[Task objective]:
Find the string "xmax" in the records. Copy every line it appears in.

--- BEGIN Recorded data ---

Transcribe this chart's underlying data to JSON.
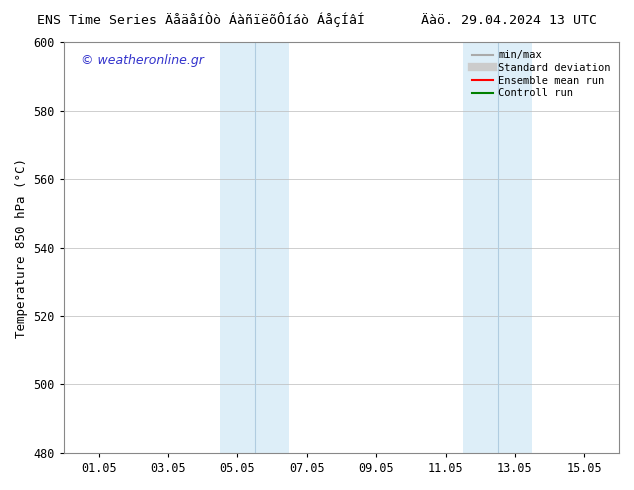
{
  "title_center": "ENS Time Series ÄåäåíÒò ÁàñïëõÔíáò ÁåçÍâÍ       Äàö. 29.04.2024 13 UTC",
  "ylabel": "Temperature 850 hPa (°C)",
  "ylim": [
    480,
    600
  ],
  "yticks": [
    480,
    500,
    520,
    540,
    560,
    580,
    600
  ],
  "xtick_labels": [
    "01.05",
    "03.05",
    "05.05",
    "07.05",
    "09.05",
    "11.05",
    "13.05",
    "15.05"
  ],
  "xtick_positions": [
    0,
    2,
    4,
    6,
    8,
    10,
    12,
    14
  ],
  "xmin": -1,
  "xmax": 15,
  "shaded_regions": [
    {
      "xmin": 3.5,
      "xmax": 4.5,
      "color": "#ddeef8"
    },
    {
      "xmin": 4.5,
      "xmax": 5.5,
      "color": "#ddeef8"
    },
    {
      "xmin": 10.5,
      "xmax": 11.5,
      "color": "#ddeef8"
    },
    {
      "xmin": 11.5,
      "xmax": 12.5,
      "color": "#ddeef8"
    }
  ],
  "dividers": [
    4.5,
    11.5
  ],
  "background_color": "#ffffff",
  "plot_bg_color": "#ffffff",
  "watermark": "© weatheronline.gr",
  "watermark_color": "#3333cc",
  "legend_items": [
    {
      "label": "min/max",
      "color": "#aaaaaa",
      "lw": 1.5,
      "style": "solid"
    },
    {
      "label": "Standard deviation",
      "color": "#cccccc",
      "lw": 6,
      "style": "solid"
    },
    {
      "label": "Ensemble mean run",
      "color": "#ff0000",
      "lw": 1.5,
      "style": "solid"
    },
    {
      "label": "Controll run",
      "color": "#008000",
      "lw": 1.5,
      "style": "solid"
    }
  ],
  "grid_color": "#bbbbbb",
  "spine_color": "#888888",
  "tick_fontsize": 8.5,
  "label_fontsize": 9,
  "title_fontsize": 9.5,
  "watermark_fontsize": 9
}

--- END Recorded data ---
--- BEGIN Recorded data ---

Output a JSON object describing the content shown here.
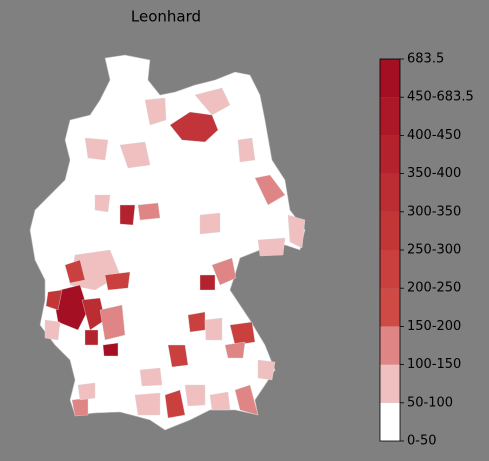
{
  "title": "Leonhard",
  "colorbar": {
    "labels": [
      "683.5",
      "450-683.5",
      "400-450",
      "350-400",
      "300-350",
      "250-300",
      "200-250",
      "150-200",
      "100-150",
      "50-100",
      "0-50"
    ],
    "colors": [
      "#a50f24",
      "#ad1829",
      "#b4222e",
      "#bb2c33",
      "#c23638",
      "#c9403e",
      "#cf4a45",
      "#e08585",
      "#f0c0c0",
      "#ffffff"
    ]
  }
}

--- END Recorded data ---

[Answer to this task]:
  "xmax": 15,
      "xmax": 4.5,
      "xmax": 5.5,
      "xmax": 11.5,
      "xmax": 12.5,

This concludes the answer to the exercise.